* [Requirements] Take every line from the listing below that includes "subtitle" and copy it.
"""
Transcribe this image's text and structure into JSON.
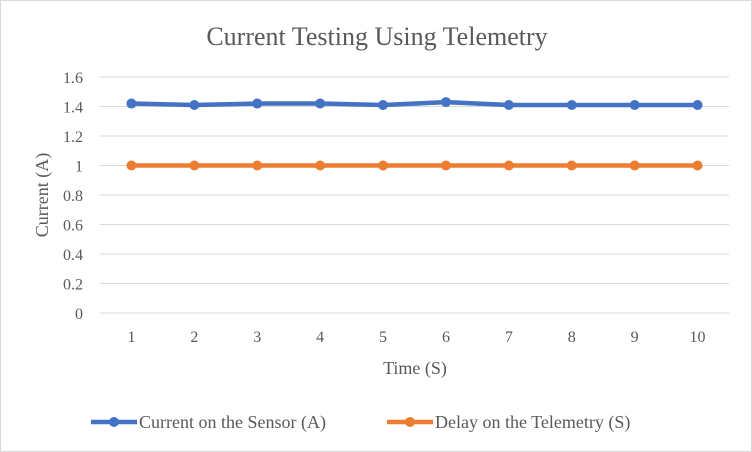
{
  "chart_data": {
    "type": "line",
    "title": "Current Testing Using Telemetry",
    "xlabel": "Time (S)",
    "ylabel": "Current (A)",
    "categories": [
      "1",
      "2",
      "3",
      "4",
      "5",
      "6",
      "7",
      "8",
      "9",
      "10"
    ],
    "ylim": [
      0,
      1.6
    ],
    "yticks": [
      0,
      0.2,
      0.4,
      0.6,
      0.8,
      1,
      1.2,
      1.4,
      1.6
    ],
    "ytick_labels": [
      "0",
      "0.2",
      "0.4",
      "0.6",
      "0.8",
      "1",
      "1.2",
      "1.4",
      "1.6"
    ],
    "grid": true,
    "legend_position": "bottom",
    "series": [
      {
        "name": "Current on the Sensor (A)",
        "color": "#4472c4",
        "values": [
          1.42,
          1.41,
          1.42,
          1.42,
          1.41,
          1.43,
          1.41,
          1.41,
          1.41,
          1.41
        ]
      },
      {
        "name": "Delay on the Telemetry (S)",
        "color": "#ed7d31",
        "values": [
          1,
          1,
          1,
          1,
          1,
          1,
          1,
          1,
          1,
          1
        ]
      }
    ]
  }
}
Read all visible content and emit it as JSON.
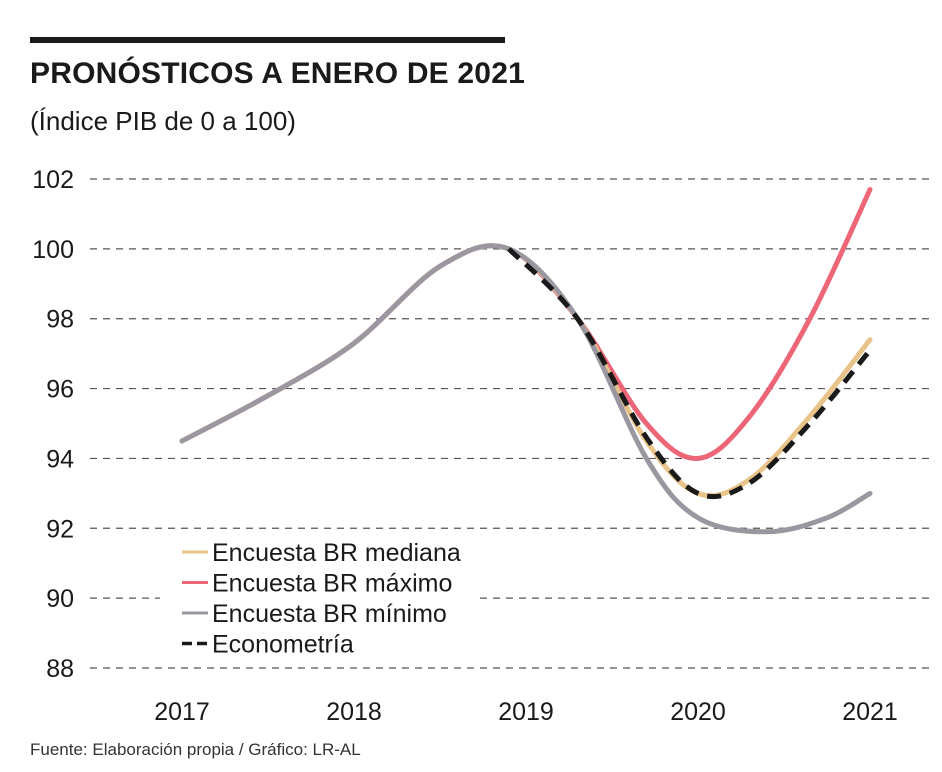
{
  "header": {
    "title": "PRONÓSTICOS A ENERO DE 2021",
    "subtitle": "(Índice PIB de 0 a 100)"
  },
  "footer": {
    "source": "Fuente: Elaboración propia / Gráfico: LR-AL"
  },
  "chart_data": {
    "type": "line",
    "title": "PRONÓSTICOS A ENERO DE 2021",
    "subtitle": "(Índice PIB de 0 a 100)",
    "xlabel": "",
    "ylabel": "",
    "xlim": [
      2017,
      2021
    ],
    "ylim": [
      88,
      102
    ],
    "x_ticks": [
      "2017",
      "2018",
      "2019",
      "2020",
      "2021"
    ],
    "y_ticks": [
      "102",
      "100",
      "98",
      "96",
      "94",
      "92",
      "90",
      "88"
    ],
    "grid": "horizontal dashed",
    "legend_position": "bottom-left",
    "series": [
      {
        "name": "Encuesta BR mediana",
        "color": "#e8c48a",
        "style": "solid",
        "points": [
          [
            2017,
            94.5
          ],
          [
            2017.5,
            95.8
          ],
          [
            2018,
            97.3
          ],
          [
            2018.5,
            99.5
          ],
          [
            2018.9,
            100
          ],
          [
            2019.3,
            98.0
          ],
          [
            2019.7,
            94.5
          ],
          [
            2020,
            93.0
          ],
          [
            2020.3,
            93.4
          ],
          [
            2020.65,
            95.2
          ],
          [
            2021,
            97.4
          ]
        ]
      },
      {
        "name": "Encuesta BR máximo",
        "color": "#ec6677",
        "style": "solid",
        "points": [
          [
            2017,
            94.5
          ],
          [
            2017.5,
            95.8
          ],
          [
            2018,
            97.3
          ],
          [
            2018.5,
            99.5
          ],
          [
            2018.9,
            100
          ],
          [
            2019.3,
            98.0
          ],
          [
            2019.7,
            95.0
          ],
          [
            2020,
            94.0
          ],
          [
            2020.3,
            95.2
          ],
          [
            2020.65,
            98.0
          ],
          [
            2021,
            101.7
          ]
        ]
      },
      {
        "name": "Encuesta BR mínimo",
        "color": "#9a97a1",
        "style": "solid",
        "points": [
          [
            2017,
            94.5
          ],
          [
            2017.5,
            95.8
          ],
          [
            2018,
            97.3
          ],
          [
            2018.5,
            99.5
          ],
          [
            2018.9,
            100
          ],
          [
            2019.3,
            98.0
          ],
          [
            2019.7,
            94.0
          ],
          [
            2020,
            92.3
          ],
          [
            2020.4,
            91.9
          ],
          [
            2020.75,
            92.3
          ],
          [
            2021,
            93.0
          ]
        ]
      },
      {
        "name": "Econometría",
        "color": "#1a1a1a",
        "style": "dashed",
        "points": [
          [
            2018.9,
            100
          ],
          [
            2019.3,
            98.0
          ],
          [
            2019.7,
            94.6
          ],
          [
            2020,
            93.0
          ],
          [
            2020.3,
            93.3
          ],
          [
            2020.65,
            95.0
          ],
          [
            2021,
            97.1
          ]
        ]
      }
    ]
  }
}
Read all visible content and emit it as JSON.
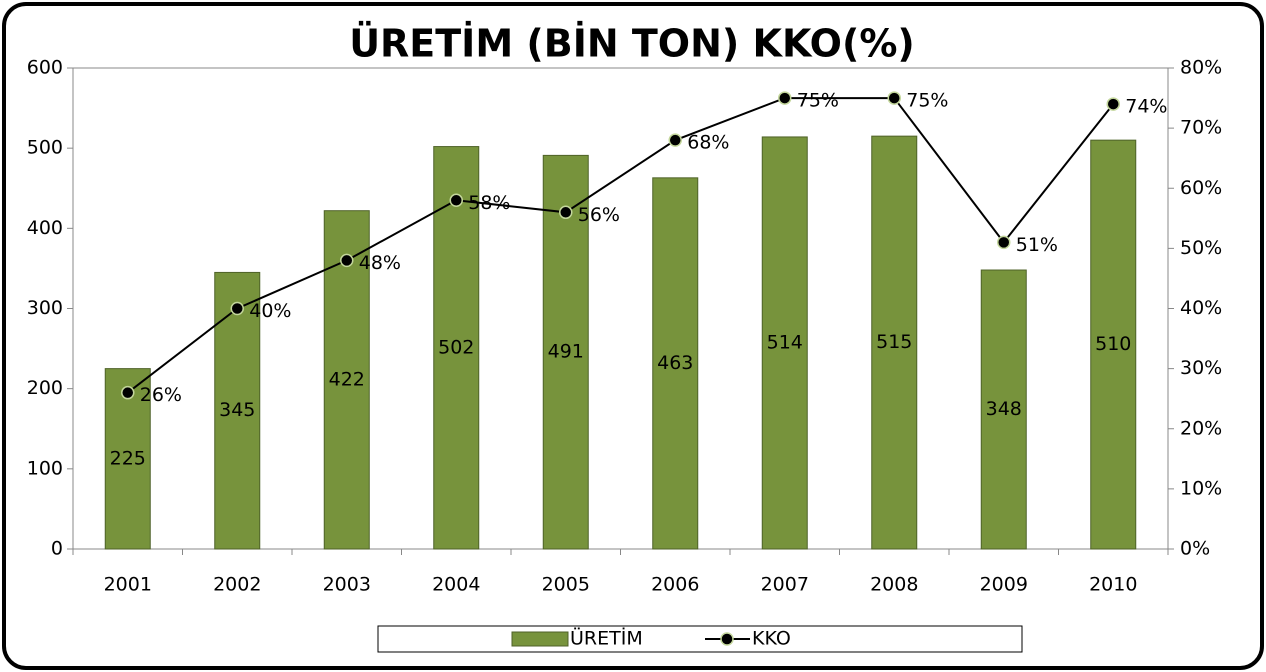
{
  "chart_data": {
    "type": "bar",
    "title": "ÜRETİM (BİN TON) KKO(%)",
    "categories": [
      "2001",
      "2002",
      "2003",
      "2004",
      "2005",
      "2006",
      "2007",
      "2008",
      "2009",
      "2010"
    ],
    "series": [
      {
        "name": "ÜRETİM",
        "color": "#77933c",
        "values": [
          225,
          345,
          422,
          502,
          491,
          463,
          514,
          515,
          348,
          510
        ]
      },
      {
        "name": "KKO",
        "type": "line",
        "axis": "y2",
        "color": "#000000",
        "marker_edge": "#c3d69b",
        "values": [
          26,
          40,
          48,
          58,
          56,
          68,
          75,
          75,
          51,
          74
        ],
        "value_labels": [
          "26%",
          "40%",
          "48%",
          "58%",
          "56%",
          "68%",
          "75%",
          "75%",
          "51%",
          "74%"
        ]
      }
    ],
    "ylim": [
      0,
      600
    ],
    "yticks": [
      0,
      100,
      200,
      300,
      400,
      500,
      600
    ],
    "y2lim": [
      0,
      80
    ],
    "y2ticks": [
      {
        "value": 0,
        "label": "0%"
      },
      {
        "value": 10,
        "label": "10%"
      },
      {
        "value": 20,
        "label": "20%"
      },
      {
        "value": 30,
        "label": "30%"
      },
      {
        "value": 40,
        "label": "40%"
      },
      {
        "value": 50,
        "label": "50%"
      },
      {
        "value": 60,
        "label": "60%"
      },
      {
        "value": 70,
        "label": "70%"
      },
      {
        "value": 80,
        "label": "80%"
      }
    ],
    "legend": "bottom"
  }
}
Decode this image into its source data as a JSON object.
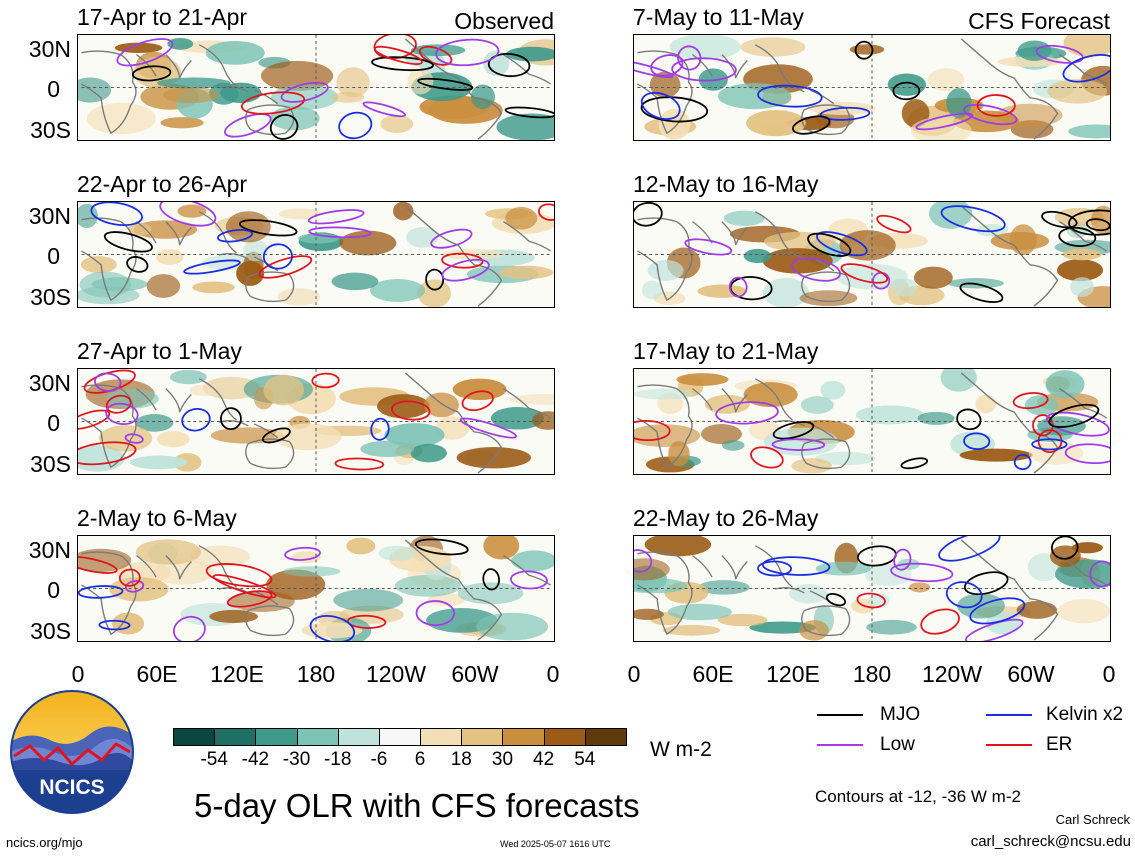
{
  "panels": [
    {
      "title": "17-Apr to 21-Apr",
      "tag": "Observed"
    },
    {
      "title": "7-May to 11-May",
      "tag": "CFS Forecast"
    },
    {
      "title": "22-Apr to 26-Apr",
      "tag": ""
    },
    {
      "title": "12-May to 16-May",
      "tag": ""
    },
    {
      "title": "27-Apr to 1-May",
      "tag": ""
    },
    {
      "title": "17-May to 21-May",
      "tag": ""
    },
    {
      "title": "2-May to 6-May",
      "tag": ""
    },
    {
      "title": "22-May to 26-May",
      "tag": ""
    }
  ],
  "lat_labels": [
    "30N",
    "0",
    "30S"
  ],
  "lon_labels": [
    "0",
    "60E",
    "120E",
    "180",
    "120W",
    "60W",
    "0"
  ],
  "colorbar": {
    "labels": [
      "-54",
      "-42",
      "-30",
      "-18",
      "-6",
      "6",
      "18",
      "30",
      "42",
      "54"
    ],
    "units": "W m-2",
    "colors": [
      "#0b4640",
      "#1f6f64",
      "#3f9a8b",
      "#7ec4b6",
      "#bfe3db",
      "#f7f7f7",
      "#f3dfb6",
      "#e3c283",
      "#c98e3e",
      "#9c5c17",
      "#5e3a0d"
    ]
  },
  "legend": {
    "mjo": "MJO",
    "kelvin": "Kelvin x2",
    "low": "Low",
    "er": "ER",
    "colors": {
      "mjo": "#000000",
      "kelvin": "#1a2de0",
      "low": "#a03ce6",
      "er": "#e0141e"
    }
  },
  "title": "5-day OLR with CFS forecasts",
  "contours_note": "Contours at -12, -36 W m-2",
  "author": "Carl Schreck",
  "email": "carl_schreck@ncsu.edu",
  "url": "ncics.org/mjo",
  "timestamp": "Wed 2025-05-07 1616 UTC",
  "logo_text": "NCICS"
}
"""
* [Result]
    "subtitle": "(Índice PIB de 0 a 100)"
    "subtitle": "(Índice PIB de 0 a 100)",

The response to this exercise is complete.